-- BEGIN --
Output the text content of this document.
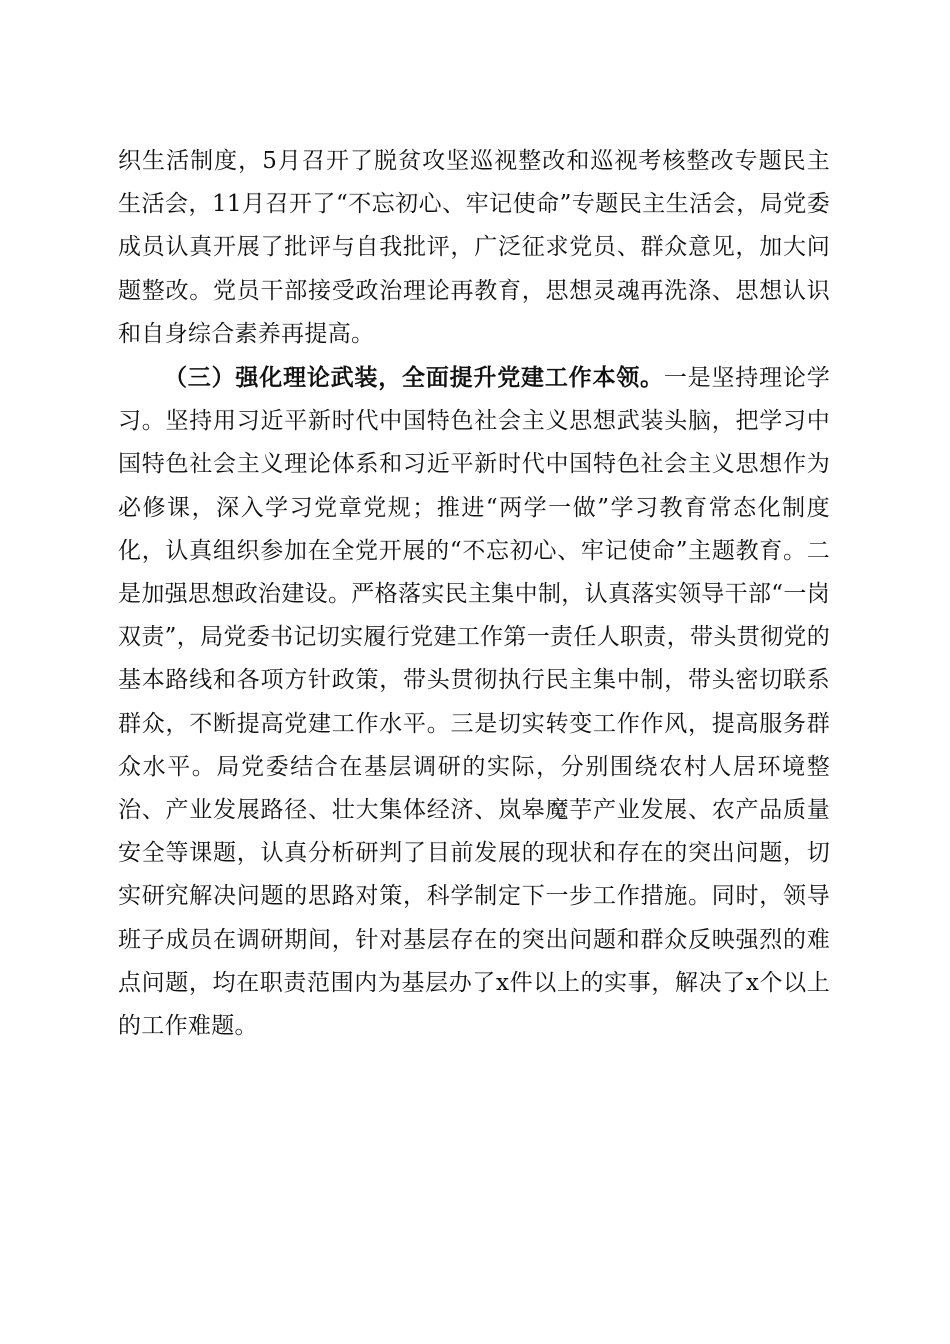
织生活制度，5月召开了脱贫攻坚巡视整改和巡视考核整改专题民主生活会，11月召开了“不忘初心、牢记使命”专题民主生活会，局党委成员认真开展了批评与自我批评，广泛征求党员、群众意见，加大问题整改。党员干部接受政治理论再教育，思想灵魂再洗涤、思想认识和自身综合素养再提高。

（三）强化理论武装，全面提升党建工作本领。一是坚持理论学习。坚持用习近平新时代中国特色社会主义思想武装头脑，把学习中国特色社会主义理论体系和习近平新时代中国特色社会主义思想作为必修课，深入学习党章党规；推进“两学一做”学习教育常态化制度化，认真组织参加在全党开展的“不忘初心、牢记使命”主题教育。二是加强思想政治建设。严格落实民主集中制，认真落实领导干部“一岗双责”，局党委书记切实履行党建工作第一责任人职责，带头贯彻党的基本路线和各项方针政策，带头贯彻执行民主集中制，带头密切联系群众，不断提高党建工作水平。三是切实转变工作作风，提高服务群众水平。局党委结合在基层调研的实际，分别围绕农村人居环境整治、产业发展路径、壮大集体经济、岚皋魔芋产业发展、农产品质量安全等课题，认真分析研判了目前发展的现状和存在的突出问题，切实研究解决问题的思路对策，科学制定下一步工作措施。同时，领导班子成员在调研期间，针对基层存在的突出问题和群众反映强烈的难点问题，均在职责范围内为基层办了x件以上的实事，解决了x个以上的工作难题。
-- END --
-- BEGIN --
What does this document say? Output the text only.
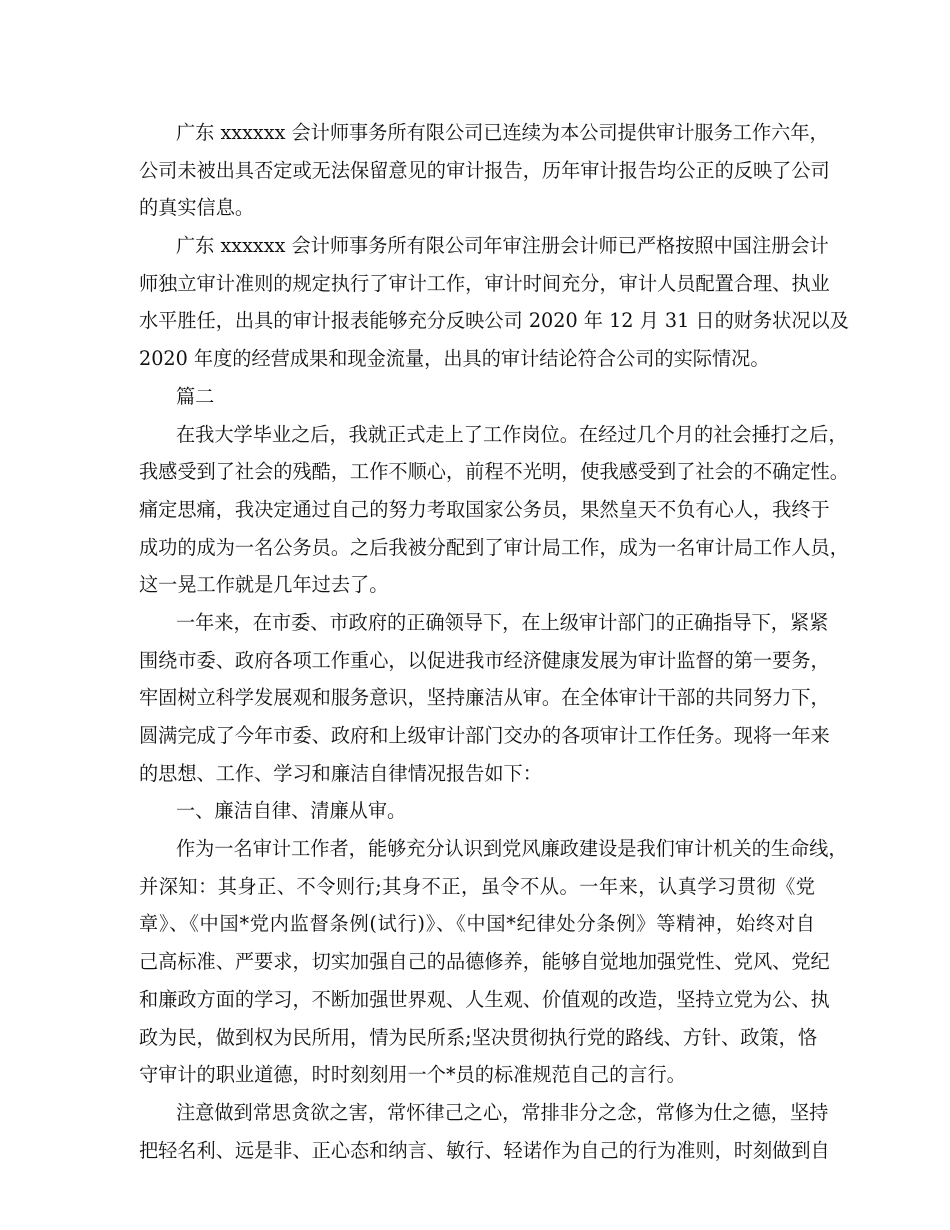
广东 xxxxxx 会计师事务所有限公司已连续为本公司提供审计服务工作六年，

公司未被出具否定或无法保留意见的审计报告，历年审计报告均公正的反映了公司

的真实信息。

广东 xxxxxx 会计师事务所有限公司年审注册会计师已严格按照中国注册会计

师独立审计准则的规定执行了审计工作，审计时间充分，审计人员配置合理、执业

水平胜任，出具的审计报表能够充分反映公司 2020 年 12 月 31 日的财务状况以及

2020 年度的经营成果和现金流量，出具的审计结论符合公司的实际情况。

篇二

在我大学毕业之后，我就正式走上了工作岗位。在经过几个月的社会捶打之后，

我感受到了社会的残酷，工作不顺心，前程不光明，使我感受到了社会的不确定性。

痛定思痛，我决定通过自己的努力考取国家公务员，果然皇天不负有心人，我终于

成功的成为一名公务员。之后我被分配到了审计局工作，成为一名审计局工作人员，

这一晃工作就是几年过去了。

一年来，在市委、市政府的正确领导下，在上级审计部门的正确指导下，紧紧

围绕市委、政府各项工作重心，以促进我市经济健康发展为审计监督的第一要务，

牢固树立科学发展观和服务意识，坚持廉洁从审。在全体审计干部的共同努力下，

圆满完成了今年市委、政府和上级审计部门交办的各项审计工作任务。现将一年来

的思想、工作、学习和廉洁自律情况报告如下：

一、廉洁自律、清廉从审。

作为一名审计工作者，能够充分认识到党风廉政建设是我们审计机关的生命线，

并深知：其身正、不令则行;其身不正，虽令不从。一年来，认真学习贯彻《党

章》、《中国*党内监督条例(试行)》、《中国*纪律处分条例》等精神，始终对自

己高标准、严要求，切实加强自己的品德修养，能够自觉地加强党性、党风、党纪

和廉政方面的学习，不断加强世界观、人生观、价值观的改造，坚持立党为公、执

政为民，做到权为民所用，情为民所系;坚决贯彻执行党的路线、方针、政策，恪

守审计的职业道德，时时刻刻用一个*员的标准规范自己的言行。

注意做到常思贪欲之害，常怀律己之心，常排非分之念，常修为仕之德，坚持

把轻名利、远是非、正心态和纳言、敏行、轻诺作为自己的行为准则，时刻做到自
-- END --
▶ _Description of the task_:
From the listing, copy every line where the string "Output" appears.

▶ _Written solution_:
Output the text content of this document.
What does this document say? Output the text only.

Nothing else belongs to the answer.